→ Objective: Pick out each line containing the string "from" and copy it.

________________________

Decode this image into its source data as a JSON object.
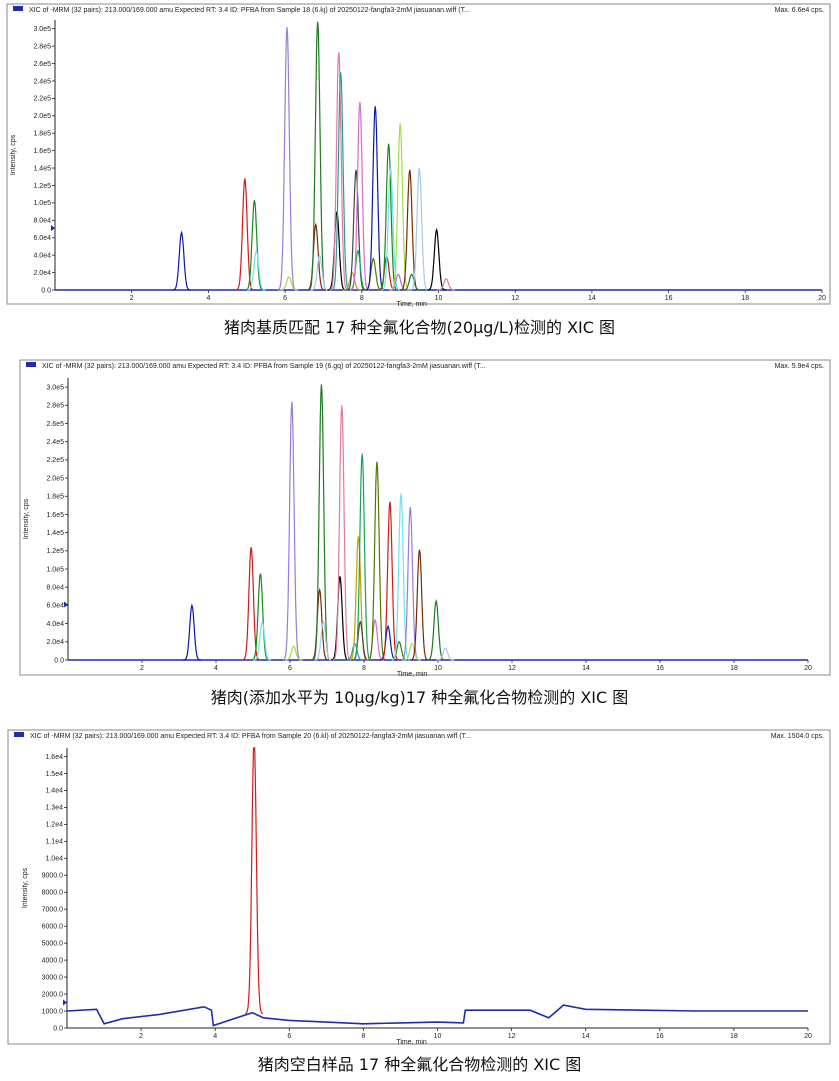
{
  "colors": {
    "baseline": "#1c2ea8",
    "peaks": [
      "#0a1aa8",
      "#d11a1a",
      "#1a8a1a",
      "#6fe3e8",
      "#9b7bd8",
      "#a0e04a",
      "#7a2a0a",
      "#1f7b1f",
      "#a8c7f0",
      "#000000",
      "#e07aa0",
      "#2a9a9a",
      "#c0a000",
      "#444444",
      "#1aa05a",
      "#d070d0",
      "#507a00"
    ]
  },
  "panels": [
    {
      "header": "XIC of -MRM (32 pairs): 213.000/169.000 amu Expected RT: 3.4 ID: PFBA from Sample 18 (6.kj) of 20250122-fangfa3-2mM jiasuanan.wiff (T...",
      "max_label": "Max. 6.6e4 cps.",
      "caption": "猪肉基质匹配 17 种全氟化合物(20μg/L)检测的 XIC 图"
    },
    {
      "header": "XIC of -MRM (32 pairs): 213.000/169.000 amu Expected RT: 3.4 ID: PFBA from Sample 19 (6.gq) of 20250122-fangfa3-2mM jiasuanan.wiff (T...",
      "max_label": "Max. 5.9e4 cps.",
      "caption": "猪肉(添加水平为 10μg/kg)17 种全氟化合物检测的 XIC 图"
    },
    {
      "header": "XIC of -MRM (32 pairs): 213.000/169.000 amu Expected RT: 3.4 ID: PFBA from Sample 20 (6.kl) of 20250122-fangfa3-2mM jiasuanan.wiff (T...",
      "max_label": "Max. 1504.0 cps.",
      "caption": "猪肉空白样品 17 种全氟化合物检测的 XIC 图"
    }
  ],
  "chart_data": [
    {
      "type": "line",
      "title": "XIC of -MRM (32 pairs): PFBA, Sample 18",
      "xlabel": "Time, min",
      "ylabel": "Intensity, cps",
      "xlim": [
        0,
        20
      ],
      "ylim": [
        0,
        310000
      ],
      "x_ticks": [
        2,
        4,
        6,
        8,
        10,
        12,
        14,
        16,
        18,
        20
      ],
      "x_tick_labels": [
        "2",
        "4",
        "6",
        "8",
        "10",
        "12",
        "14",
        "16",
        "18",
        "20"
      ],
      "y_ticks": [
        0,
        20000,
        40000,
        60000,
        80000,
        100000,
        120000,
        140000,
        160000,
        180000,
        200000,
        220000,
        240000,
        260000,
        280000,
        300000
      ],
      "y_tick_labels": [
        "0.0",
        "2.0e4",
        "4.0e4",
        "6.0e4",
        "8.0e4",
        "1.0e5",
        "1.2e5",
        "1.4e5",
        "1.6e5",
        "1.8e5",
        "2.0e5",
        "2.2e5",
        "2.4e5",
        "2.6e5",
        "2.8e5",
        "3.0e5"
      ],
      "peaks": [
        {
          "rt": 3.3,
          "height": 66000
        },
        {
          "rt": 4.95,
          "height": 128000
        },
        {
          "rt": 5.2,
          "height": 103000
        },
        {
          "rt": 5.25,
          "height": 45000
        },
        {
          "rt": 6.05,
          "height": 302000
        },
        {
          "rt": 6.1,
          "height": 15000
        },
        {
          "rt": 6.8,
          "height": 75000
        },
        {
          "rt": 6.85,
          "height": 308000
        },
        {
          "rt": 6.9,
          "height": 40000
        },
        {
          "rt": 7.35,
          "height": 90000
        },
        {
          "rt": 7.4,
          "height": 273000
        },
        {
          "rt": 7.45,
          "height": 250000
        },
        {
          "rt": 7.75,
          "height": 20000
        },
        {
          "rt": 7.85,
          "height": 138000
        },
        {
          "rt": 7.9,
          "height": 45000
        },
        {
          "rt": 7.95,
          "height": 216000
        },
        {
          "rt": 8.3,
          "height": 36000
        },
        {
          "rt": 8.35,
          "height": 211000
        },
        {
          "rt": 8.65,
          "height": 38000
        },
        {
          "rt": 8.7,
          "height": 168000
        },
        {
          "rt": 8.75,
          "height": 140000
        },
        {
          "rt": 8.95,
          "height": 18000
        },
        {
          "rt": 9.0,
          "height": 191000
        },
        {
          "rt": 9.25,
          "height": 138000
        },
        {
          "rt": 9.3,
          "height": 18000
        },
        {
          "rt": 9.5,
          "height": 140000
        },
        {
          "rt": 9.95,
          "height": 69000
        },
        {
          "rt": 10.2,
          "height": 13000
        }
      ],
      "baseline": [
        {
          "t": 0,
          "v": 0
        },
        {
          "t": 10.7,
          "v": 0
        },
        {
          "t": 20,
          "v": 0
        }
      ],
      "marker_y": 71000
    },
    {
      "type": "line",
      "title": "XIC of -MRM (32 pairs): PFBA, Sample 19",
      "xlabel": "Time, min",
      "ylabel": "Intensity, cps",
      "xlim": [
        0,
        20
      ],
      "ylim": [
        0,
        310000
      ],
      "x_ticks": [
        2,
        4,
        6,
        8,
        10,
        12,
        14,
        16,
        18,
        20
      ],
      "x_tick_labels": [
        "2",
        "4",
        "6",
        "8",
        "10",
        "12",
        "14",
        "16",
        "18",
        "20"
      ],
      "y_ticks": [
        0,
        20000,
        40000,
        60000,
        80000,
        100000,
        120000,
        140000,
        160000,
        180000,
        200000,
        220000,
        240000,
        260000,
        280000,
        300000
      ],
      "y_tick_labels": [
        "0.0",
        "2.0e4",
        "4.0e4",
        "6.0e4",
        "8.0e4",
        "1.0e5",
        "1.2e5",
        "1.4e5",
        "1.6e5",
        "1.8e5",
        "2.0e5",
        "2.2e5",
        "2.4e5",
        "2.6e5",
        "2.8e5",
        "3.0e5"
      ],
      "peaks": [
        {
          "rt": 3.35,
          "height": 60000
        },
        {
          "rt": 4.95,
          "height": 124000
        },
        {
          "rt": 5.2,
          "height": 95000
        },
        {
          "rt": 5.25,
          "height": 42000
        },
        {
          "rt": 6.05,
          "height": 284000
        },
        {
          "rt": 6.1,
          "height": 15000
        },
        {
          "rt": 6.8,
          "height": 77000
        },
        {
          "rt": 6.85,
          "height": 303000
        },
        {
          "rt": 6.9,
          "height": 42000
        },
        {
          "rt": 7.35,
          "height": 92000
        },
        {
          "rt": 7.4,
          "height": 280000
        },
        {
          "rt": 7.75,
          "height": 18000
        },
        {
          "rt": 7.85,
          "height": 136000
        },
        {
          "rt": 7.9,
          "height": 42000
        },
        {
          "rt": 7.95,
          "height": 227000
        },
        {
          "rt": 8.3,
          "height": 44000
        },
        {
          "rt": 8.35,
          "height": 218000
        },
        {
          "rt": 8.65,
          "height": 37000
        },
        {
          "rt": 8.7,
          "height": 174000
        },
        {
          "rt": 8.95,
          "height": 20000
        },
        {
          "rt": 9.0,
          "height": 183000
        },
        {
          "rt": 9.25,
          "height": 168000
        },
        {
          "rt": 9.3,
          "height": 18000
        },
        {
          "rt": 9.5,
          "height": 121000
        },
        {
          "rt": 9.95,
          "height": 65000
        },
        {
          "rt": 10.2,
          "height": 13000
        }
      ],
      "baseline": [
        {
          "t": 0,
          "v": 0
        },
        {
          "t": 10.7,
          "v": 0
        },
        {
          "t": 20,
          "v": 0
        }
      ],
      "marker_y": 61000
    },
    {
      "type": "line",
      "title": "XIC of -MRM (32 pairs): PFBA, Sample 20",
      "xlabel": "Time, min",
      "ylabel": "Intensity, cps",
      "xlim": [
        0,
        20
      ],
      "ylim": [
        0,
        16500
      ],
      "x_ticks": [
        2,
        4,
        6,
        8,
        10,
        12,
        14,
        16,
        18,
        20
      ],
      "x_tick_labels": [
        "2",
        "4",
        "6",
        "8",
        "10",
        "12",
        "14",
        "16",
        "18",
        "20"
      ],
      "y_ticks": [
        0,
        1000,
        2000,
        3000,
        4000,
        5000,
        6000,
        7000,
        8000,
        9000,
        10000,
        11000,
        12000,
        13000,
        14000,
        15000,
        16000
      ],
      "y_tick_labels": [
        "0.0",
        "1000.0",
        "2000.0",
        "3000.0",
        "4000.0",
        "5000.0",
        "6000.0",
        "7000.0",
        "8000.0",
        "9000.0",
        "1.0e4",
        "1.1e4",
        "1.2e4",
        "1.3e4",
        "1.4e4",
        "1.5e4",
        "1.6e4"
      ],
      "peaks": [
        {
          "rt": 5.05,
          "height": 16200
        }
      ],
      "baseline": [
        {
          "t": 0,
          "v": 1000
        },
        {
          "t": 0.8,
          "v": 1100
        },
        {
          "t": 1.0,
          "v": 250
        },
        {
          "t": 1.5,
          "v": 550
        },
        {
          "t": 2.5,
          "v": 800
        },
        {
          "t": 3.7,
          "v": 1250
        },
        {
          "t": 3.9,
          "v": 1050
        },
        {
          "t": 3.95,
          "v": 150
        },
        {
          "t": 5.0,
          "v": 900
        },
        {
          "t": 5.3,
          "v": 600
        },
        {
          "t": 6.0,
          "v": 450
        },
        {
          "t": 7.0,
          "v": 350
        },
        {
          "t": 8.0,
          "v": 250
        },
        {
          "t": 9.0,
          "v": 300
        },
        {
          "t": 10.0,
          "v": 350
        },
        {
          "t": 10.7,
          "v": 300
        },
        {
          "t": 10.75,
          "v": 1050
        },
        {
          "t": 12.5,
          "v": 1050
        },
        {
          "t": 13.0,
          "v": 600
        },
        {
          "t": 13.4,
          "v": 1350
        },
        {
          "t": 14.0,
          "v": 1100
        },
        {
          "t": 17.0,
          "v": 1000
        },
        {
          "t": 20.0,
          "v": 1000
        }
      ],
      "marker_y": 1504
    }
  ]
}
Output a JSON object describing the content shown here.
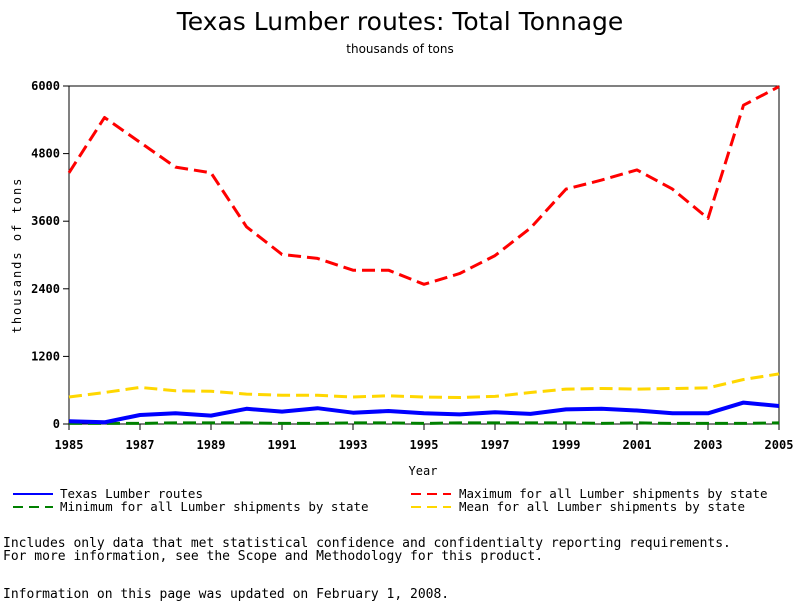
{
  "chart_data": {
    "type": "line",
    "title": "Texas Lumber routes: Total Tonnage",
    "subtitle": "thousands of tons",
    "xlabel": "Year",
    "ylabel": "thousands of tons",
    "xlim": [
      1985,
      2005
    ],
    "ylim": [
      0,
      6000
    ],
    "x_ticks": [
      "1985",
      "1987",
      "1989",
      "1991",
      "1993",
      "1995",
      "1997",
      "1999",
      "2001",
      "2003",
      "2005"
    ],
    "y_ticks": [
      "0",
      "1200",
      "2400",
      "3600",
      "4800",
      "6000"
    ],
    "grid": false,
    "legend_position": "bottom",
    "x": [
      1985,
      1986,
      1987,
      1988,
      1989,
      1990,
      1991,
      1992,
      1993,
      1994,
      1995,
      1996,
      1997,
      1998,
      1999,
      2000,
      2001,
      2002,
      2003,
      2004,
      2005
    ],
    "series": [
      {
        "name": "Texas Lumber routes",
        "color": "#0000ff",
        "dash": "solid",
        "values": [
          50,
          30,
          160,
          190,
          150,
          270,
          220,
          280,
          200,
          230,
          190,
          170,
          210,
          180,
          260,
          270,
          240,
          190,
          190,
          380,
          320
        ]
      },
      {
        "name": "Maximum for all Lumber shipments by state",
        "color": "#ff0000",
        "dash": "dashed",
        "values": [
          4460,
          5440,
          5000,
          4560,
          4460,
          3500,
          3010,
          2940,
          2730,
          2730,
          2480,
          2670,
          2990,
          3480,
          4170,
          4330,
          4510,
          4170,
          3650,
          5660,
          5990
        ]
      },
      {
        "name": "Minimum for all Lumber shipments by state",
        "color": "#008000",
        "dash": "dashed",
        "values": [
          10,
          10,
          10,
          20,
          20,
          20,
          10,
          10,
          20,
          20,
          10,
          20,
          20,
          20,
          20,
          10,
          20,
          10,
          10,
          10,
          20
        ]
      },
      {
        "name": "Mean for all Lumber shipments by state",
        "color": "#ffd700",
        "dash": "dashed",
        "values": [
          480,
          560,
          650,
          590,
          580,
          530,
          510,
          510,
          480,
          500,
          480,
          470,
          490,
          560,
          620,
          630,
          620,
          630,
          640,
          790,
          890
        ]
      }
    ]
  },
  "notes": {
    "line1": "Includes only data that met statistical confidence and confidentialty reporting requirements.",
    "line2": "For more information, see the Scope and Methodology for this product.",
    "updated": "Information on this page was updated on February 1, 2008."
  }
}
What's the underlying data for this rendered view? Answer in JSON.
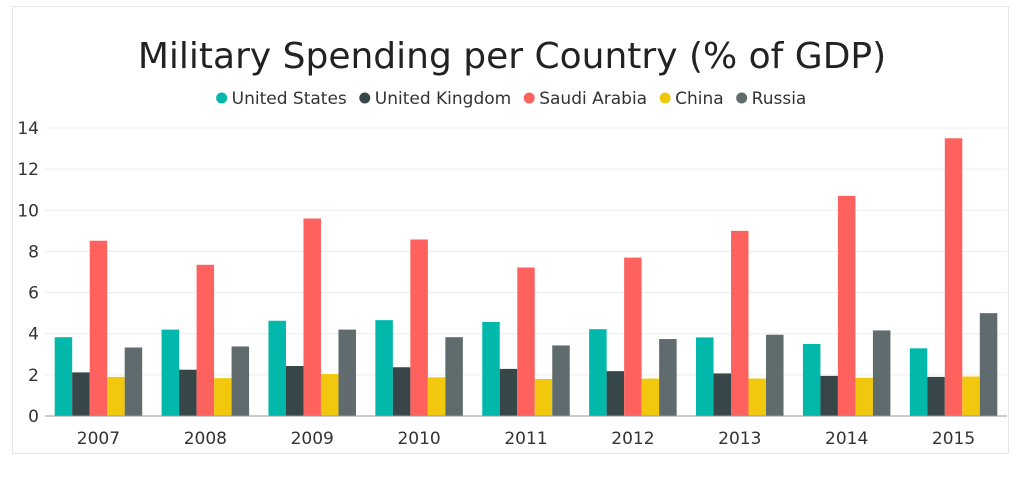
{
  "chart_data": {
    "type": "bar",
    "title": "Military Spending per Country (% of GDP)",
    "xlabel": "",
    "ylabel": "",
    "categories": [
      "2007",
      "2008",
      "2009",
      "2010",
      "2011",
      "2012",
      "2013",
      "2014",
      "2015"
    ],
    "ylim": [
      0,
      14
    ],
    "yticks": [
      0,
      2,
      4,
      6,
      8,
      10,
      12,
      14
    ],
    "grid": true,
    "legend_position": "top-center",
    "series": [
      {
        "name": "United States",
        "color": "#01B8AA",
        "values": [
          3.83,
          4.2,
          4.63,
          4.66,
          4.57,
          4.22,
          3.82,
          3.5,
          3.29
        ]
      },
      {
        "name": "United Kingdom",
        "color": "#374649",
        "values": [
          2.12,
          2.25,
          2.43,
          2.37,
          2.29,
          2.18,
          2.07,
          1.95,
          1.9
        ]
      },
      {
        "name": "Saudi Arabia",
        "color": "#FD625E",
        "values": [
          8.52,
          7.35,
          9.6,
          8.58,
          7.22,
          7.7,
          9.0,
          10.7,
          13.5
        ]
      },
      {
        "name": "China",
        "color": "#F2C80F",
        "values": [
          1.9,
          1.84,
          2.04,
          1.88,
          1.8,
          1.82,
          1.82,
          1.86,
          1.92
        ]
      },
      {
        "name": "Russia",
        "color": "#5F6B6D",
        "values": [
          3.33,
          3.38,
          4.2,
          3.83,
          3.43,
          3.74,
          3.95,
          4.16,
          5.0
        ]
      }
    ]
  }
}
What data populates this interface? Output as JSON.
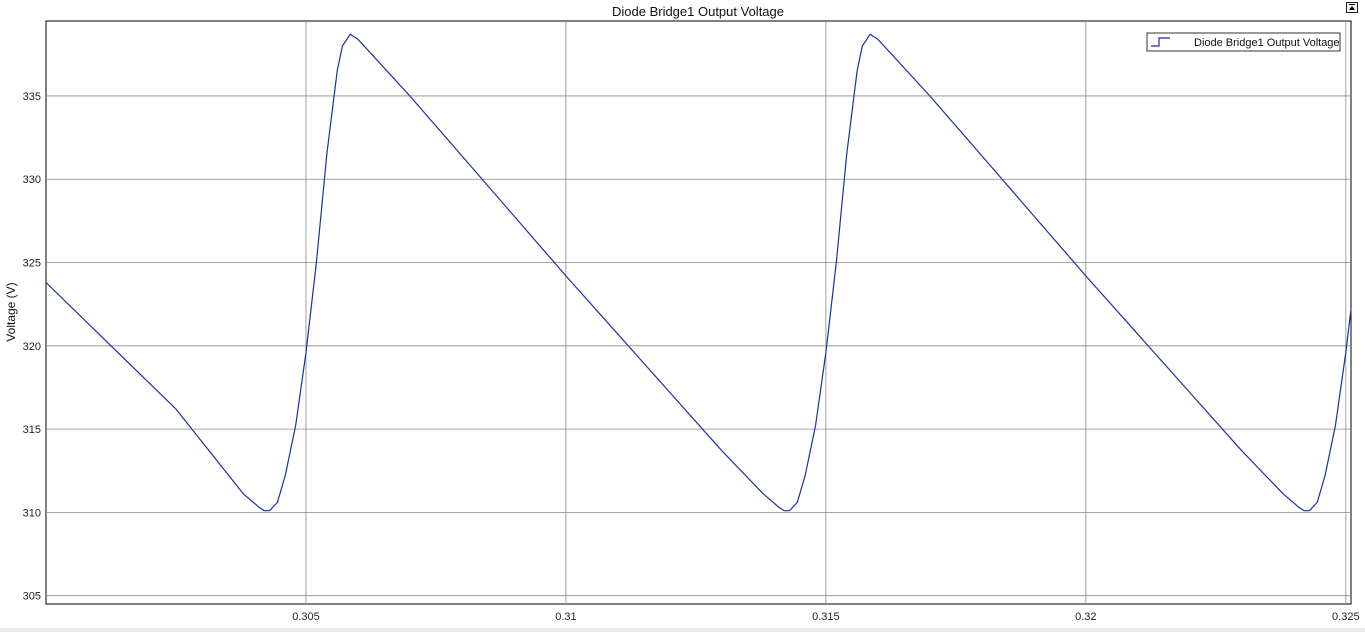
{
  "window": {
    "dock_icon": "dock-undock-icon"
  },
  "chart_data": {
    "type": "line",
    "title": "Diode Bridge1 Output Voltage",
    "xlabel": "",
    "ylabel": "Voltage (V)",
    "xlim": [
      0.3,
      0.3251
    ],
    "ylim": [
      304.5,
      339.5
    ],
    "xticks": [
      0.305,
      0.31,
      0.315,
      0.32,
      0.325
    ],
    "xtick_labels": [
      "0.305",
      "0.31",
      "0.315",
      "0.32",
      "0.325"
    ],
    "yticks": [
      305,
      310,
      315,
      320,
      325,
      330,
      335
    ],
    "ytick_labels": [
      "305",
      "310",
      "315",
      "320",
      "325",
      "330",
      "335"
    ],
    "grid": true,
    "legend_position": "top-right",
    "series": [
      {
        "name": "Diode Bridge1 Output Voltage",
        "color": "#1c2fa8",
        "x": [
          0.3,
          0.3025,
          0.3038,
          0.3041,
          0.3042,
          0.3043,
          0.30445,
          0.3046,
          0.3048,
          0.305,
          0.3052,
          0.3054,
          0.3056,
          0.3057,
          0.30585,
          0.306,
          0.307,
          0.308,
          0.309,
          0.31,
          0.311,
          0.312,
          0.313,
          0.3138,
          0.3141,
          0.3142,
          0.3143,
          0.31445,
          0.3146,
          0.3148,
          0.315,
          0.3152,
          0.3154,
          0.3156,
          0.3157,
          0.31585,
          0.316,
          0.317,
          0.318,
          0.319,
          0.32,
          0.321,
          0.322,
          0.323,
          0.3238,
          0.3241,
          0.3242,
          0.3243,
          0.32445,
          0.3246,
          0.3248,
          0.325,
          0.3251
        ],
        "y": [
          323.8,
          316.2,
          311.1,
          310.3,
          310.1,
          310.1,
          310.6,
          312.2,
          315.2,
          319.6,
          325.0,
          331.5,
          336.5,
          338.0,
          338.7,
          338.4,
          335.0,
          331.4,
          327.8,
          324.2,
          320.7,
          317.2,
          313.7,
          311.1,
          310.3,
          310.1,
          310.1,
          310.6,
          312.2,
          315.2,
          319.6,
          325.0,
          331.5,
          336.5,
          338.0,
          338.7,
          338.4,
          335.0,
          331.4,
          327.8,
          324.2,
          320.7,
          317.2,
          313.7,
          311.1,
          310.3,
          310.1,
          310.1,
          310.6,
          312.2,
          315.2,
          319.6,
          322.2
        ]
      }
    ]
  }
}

________________________

→ Answer:
      "header": "XIC of -MRM (32 pairs): 213.000/169.000 amu Expected RT: 3.4 ID: PFBA from Sample 18 (6.kj) of 20250122-fangfa3-2mM jiasuanan.wiff (T...",
      "header": "XIC of -MRM (32 pairs): 213.000/169.000 amu Expected RT: 3.4 ID: PFBA from Sample 19 (6.gq) of 20250122-fangfa3-2mM jiasuanan.wiff (T...",
      "header": "XIC of -MRM (32 pairs): 213.000/169.000 amu Expected RT: 3.4 ID: PFBA from Sample 20 (6.kl) of 20250122-fangfa3-2mM jiasuanan.wiff (T...",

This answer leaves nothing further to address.